*Prompt*
Reproduce all the material exactly, minus any pictures it holds.

*Data shown*
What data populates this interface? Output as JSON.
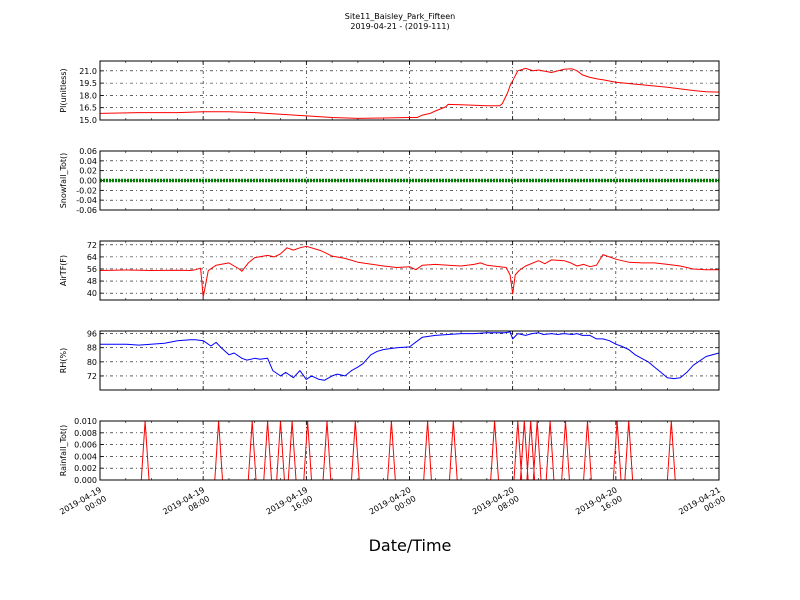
{
  "title": "Site11_Baisley_Park_Fifteen",
  "subtitle": "2019-04-21 - (2019-111)",
  "xlabel": "Date/Time",
  "x_ticks": [
    {
      "line1": "2019-04-19",
      "line2": "00:00",
      "hours": 0
    },
    {
      "line1": "2019-04-19",
      "line2": "08:00",
      "hours": 8
    },
    {
      "line1": "2019-04-19",
      "line2": "16:00",
      "hours": 16
    },
    {
      "line1": "2019-04-20",
      "line2": "00:00",
      "hours": 24
    },
    {
      "line1": "2019-04-20",
      "line2": "08:00",
      "hours": 32
    },
    {
      "line1": "2019-04-20",
      "line2": "16:00",
      "hours": 40
    },
    {
      "line1": "2019-04-21",
      "line2": "00:00",
      "hours": 48
    }
  ],
  "chart_data": [
    {
      "type": "line",
      "ylabel": "Pl(unitless)",
      "ylim": [
        15.0,
        22.2
      ],
      "yticks": [
        "15.0",
        "16.5",
        "18.0",
        "19.5",
        "21.0"
      ],
      "grid": true,
      "series": [
        {
          "color": "#ff0000",
          "x": [
            0,
            3,
            6,
            8,
            9,
            10,
            12,
            14,
            16,
            18,
            20,
            22,
            24,
            24.6,
            25,
            25.6,
            26,
            26.8,
            27,
            28,
            30,
            31,
            31.2,
            31.6,
            31.8,
            32,
            32.4,
            33,
            33.6,
            34,
            35,
            36,
            36.6,
            37,
            37.4,
            38,
            38.6,
            39,
            40,
            42,
            44,
            46,
            47,
            48
          ],
          "y": [
            15.8,
            15.9,
            15.9,
            16.0,
            16.0,
            16.0,
            15.9,
            15.7,
            15.5,
            15.3,
            15.2,
            15.25,
            15.3,
            15.3,
            15.6,
            15.8,
            16.1,
            16.6,
            16.9,
            16.85,
            16.75,
            16.75,
            17.0,
            18.3,
            19.2,
            19.8,
            21.0,
            21.3,
            21.0,
            21.1,
            20.8,
            21.2,
            21.25,
            21.0,
            20.5,
            20.2,
            20.0,
            19.9,
            19.6,
            19.3,
            19.0,
            18.6,
            18.45,
            18.4
          ]
        }
      ]
    },
    {
      "type": "line",
      "ylabel": "Snowfall_Tot()",
      "ylim": [
        -0.06,
        0.06
      ],
      "yticks": [
        "-0.06",
        "-0.04",
        "-0.02",
        "0.00",
        "0.02",
        "0.04",
        "0.06"
      ],
      "grid": true,
      "series": [
        {
          "color": "#008000",
          "x": [
            0,
            48
          ],
          "y": [
            0.0,
            0.0
          ]
        }
      ]
    },
    {
      "type": "line",
      "ylabel": "AirTF(F)",
      "ylim": [
        35.5,
        74.5
      ],
      "yticks": [
        "40",
        "48",
        "56",
        "64",
        "72"
      ],
      "grid": true,
      "series": [
        {
          "color": "#ff0000",
          "x": [
            0,
            2,
            4,
            6,
            7,
            7.4,
            7.8,
            8,
            8.4,
            9,
            10,
            10.4,
            10.8,
            11,
            11.5,
            12,
            13,
            13.5,
            14,
            14.5,
            15,
            15.5,
            16,
            17,
            17.4,
            18,
            19,
            20,
            22,
            23,
            24,
            24.5,
            25,
            26,
            27,
            28,
            29,
            29.5,
            30,
            31,
            31.5,
            31.8,
            32,
            32.2,
            32.5,
            33,
            34,
            34.5,
            35,
            36,
            36.5,
            37,
            37.5,
            38,
            38.5,
            39,
            40,
            41,
            42,
            43,
            44,
            45,
            46,
            47,
            48
          ],
          "y": [
            55,
            55.3,
            55,
            55.2,
            55,
            55.5,
            56.5,
            37.5,
            55,
            58.5,
            60,
            58,
            56,
            54.5,
            60,
            63.5,
            65,
            64,
            66,
            70,
            68.5,
            70,
            71,
            68.5,
            67,
            64.5,
            63,
            60.5,
            58,
            57,
            57.5,
            55.5,
            58.5,
            59,
            58.5,
            58,
            59,
            60,
            58.5,
            57.5,
            57,
            52,
            39.5,
            52,
            55,
            58,
            61.5,
            59.5,
            62,
            61.5,
            60,
            58,
            59,
            57.5,
            58.5,
            65.5,
            62.5,
            60.5,
            60,
            60,
            59,
            58,
            56,
            55.5,
            55.5
          ]
        }
      ]
    },
    {
      "type": "line",
      "ylabel": "RH(%)",
      "ylim": [
        64,
        97.5
      ],
      "yticks": [
        "72",
        "80",
        "88",
        "96"
      ],
      "grid": true,
      "series": [
        {
          "color": "#0000ff",
          "x": [
            0,
            2,
            3,
            5,
            6,
            7,
            7.4,
            8,
            8.6,
            9,
            9.4,
            10,
            10.4,
            11,
            11.4,
            12,
            12.4,
            13,
            13.4,
            14,
            14.4,
            15,
            15.5,
            16,
            16.4,
            17,
            17.4,
            18,
            18.4,
            19,
            19.5,
            20,
            20.4,
            21,
            21.5,
            22,
            23,
            24,
            25,
            26,
            27,
            28,
            29,
            30,
            31,
            31.4,
            31.8,
            32,
            32.4,
            33,
            33.5,
            34,
            34.4,
            35,
            35.5,
            36,
            36.6,
            37,
            37.4,
            38,
            38.5,
            39,
            39.5,
            40,
            40.4,
            41,
            41.5,
            42,
            42.5,
            43,
            43.5,
            44,
            44.5,
            45,
            45.5,
            46,
            47,
            48
          ],
          "y": [
            90,
            90,
            89.5,
            90.5,
            92,
            92.5,
            92.5,
            92,
            89,
            91,
            88,
            84,
            85,
            82,
            81,
            82,
            81.5,
            82,
            75,
            72,
            74,
            71,
            75,
            70,
            72,
            70,
            69.5,
            72,
            73,
            72,
            75,
            77,
            79,
            84,
            86,
            87,
            88,
            88.5,
            94,
            95,
            95.5,
            96,
            96,
            96.5,
            96.5,
            96.5,
            97,
            93,
            96,
            95,
            96,
            96.5,
            95.5,
            96,
            95.5,
            96,
            95.5,
            96,
            95,
            95,
            93,
            93,
            92,
            90,
            89,
            87,
            84,
            82,
            80,
            77,
            74,
            71,
            70.5,
            71,
            74,
            78,
            83,
            85
          ]
        }
      ]
    },
    {
      "type": "line",
      "ylabel": "Rainfall_Tot()",
      "ylim": [
        0.0,
        0.01
      ],
      "yticks": [
        "0.000",
        "0.002",
        "0.004",
        "0.006",
        "0.008",
        "0.010"
      ],
      "grid": true,
      "series": [
        {
          "color": "#ff0000",
          "spikes": [
            3.5,
            9.2,
            11.8,
            13.0,
            14.0,
            14.9,
            16.1,
            17.6,
            19.8,
            22.6,
            25.4,
            27.4,
            30.6,
            32.4,
            32.9,
            33.4,
            33.9,
            34.9,
            36.1,
            37.8,
            40.1,
            41.0,
            44.3
          ],
          "spike_value": 0.01
        }
      ]
    }
  ]
}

*Exercise answer*
What data populates this interface? Output as JSON.
{
  "title": "Site11_Baisley_Park_Fifteen",
  "subtitle": "2019-04-21 - (2019-111)",
  "xlabel": "Date/Time",
  "x_ticks": [
    {
      "line1": "2019-04-19",
      "line2": "00:00",
      "hours": 0
    },
    {
      "line1": "2019-04-19",
      "line2": "08:00",
      "hours": 8
    },
    {
      "line1": "2019-04-19",
      "line2": "16:00",
      "hours": 16
    },
    {
      "line1": "2019-04-20",
      "line2": "00:00",
      "hours": 24
    },
    {
      "line1": "2019-04-20",
      "line2": "08:00",
      "hours": 32
    },
    {
      "line1": "2019-04-20",
      "line2": "16:00",
      "hours": 40
    },
    {
      "line1": "2019-04-21",
      "line2": "00:00",
      "hours": 48
    }
  ],
  "chart_data": [
    {
      "type": "line",
      "ylabel": "Pl(unitless)",
      "ylim": [
        15.0,
        22.2
      ],
      "yticks": [
        "15.0",
        "16.5",
        "18.0",
        "19.5",
        "21.0"
      ],
      "grid": true,
      "series": [
        {
          "color": "#ff0000",
          "x": [
            0,
            3,
            6,
            8,
            9,
            10,
            12,
            14,
            16,
            18,
            20,
            22,
            24,
            24.6,
            25,
            25.6,
            26,
            26.8,
            27,
            28,
            30,
            31,
            31.2,
            31.6,
            31.8,
            32,
            32.4,
            33,
            33.6,
            34,
            35,
            36,
            36.6,
            37,
            37.4,
            38,
            38.6,
            39,
            40,
            42,
            44,
            46,
            47,
            48
          ],
          "y": [
            15.8,
            15.9,
            15.9,
            16.0,
            16.0,
            16.0,
            15.9,
            15.7,
            15.5,
            15.3,
            15.2,
            15.25,
            15.3,
            15.3,
            15.6,
            15.8,
            16.1,
            16.6,
            16.9,
            16.85,
            16.75,
            16.75,
            17.0,
            18.3,
            19.2,
            19.8,
            21.0,
            21.3,
            21.0,
            21.1,
            20.8,
            21.2,
            21.25,
            21.0,
            20.5,
            20.2,
            20.0,
            19.9,
            19.6,
            19.3,
            19.0,
            18.6,
            18.45,
            18.4
          ]
        }
      ]
    },
    {
      "type": "line",
      "ylabel": "Snowfall_Tot()",
      "ylim": [
        -0.06,
        0.06
      ],
      "yticks": [
        "-0.06",
        "-0.04",
        "-0.02",
        "0.00",
        "0.02",
        "0.04",
        "0.06"
      ],
      "grid": true,
      "series": [
        {
          "color": "#008000",
          "x": [
            0,
            48
          ],
          "y": [
            0.0,
            0.0
          ]
        }
      ]
    },
    {
      "type": "line",
      "ylabel": "AirTF(F)",
      "ylim": [
        35.5,
        74.5
      ],
      "yticks": [
        "40",
        "48",
        "56",
        "64",
        "72"
      ],
      "grid": true,
      "series": [
        {
          "color": "#ff0000",
          "x": [
            0,
            2,
            4,
            6,
            7,
            7.4,
            7.8,
            8,
            8.4,
            9,
            10,
            10.4,
            10.8,
            11,
            11.5,
            12,
            13,
            13.5,
            14,
            14.5,
            15,
            15.5,
            16,
            17,
            17.4,
            18,
            19,
            20,
            22,
            23,
            24,
            24.5,
            25,
            26,
            27,
            28,
            29,
            29.5,
            30,
            31,
            31.5,
            31.8,
            32,
            32.2,
            32.5,
            33,
            34,
            34.5,
            35,
            36,
            36.5,
            37,
            37.5,
            38,
            38.5,
            39,
            40,
            41,
            42,
            43,
            44,
            45,
            46,
            47,
            48
          ],
          "y": [
            55,
            55.3,
            55,
            55.2,
            55,
            55.5,
            56.5,
            37.5,
            55,
            58.5,
            60,
            58,
            56,
            54.5,
            60,
            63.5,
            65,
            64,
            66,
            70,
            68.5,
            70,
            71,
            68.5,
            67,
            64.5,
            63,
            60.5,
            58,
            57,
            57.5,
            55.5,
            58.5,
            59,
            58.5,
            58,
            59,
            60,
            58.5,
            57.5,
            57,
            52,
            39.5,
            52,
            55,
            58,
            61.5,
            59.5,
            62,
            61.5,
            60,
            58,
            59,
            57.5,
            58.5,
            65.5,
            62.5,
            60.5,
            60,
            60,
            59,
            58,
            56,
            55.5,
            55.5
          ]
        }
      ]
    },
    {
      "type": "line",
      "ylabel": "RH(%)",
      "ylim": [
        64,
        97.5
      ],
      "yticks": [
        "72",
        "80",
        "88",
        "96"
      ],
      "grid": true,
      "series": [
        {
          "color": "#0000ff",
          "x": [
            0,
            2,
            3,
            5,
            6,
            7,
            7.4,
            8,
            8.6,
            9,
            9.4,
            10,
            10.4,
            11,
            11.4,
            12,
            12.4,
            13,
            13.4,
            14,
            14.4,
            15,
            15.5,
            16,
            16.4,
            17,
            17.4,
            18,
            18.4,
            19,
            19.5,
            20,
            20.4,
            21,
            21.5,
            22,
            23,
            24,
            25,
            26,
            27,
            28,
            29,
            30,
            31,
            31.4,
            31.8,
            32,
            32.4,
            33,
            33.5,
            34,
            34.4,
            35,
            35.5,
            36,
            36.6,
            37,
            37.4,
            38,
            38.5,
            39,
            39.5,
            40,
            40.4,
            41,
            41.5,
            42,
            42.5,
            43,
            43.5,
            44,
            44.5,
            45,
            45.5,
            46,
            47,
            48
          ],
          "y": [
            90,
            90,
            89.5,
            90.5,
            92,
            92.5,
            92.5,
            92,
            89,
            91,
            88,
            84,
            85,
            82,
            81,
            82,
            81.5,
            82,
            75,
            72,
            74,
            71,
            75,
            70,
            72,
            70,
            69.5,
            72,
            73,
            72,
            75,
            77,
            79,
            84,
            86,
            87,
            88,
            88.5,
            94,
            95,
            95.5,
            96,
            96,
            96.5,
            96.5,
            96.5,
            97,
            93,
            96,
            95,
            96,
            96.5,
            95.5,
            96,
            95.5,
            96,
            95.5,
            96,
            95,
            95,
            93,
            93,
            92,
            90,
            89,
            87,
            84,
            82,
            80,
            77,
            74,
            71,
            70.5,
            71,
            74,
            78,
            83,
            85
          ]
        }
      ]
    },
    {
      "type": "line",
      "ylabel": "Rainfall_Tot()",
      "ylim": [
        0.0,
        0.01
      ],
      "yticks": [
        "0.000",
        "0.002",
        "0.004",
        "0.006",
        "0.008",
        "0.010"
      ],
      "grid": true,
      "series": [
        {
          "color": "#ff0000",
          "spikes": [
            3.5,
            9.2,
            11.8,
            13.0,
            14.0,
            14.9,
            16.1,
            17.6,
            19.8,
            22.6,
            25.4,
            27.4,
            30.6,
            32.4,
            32.9,
            33.4,
            33.9,
            34.9,
            36.1,
            37.8,
            40.1,
            41.0,
            44.3
          ],
          "spike_value": 0.01
        }
      ]
    }
  ]
}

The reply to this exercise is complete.